**Consignes**
1) Recopiez le passage de l'entretien sur la bande dessinée qui commence à « Que pensez-vous de » et se termine à « ou trois ans ! ».
2) Dans les enregistrements, remplacez « screenshot » par « page » sans rien changer d'autre. Redonnez seulement les lignes qui vont du début des enregistrements jusqu'à celle contenant « history-separator: – <box>104 314 », cette dernière comprise.

Je n’étais pas vraiment emballé lorsque l’on m’a présenté ce projet. Et puis, j’ai rencontré Jacques Malaterre... Il m’a convaincu et j’ai été subjugué par ses envies et sa personnalité. Nous avons travaillé ensemble sur cette adaptation. Il s’est beaucoup impliqué dans cette bande dessinée. Le jour où l’album fut terminé, je me suis rendu compte que nos conversations téléphoniques me manquaient. Nous allons sûrement retravailler ensemble. Peut-être sur l’adaptation télévisée des Profs, qui sait ? Il aimerait également refaire une bande dessinée.

En 2002, Vous vous êtes tourné vers la bande dessinée réaliste.

J’avais rencontré Hervé Richez à Angoulême à la fin des années 90. Il m’a présenté les aventures de Sam Lawry. J’avais adoré ce projet qui traitait de la guerre du Viêtnam. Mais je ne pouvais pas le publier pour différentes raisons. Quelques années plus tard, les finances de Bamboo se sont assainies et je bénéficiais surtout des services d’un distributeur confirmé, Vivendi. J’ai donc contacté Hervé pour d’une part publier son projet, et d’autre part pour lui proposer d’accompagner la collection Angle en tant que responsable éditorial. Je désirais créer une véritable collection qui mélangerait thriller, aventure, récits intimistes, etc. Chacune des séries de la collection Angle comprendra des cycles de deux ou trois albums, afin que les histoires se clôturent rapidement.

Que pensez-vous de la surproduction ? De plus en plus de livres paraissent chaque année. Les librairies se disent noyés sous les nouveautés ... Heureux ou malheureux ?

Malheureux ! Des éditeurs signent quatre ou cinq contrats avec le même scénariste, rien que pour accueillir le projet qu’ils considèrent comme étant une pépite potentielle ! C’est une manière d’agir assez dangereuse. Certains éditeurs aimeraient publier moins d’albums. Mais ce n’est pas si facile car la machine est lancée. Les éditeurs sont tenus de respecter leurs obligations. S’ils tiennent parole, le résultat ne se fera sentir que dans deux ou trois ans !

Entrées enregistrées:

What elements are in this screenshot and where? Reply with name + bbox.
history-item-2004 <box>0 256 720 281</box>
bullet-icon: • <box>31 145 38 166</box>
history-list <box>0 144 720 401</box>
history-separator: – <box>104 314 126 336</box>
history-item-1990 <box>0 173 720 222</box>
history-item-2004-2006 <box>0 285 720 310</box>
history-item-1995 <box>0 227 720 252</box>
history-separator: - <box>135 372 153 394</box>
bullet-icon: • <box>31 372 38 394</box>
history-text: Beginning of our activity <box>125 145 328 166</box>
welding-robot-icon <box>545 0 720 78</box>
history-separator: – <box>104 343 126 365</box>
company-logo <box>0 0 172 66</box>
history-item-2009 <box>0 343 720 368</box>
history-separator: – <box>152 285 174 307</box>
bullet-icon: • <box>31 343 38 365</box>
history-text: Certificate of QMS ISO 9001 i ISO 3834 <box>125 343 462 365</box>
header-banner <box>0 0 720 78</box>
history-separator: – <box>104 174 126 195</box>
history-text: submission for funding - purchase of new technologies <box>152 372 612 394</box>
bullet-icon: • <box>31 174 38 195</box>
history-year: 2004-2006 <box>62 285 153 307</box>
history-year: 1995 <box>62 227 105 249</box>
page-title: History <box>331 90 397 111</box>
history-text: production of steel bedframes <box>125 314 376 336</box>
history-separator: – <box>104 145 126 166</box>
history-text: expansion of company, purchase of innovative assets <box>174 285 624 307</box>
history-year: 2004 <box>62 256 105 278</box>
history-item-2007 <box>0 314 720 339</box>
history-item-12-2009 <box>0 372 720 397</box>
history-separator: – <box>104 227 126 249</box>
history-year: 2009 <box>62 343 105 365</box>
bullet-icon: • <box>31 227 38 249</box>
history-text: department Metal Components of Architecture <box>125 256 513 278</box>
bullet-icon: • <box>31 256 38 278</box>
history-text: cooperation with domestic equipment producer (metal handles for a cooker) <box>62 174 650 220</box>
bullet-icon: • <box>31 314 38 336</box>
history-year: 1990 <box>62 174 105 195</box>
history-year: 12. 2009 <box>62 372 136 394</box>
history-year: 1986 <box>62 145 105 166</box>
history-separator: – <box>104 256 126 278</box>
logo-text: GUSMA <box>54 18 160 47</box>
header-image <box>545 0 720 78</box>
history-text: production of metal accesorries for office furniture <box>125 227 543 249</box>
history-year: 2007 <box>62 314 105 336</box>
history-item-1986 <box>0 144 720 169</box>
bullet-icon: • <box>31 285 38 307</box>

**Corrigé des exercices**
1)
Que pensez-vous de la surproduction ? De plus en plus de livres paraissent chaque année. Les librairies se disent noyés sous les nouveautés ... Heureux ou malheureux ?

Malheureux ! Des éditeurs signent quatre ou cinq contrats avec le même scénariste, rien que pour accueillir le projet qu’ils considèrent comme étant une pépite potentielle ! C’est une manière d’agir assez dangereuse. Certains éditeurs aimeraient publier moins d’albums. Mais ce n’est pas si facile car la machine est lancée. Les éditeurs sont tenus de respecter leurs obligations. S’ils tiennent parole, le résultat ne se fera sentir que dans deux ou trois ans !

2)
What elements are in this page and where? Reply with name + bbox.
history-item-2004 <box>0 256 720 281</box>
bullet-icon: • <box>31 145 38 166</box>
history-list <box>0 144 720 401</box>
history-separator: – <box>104 314 126 336</box>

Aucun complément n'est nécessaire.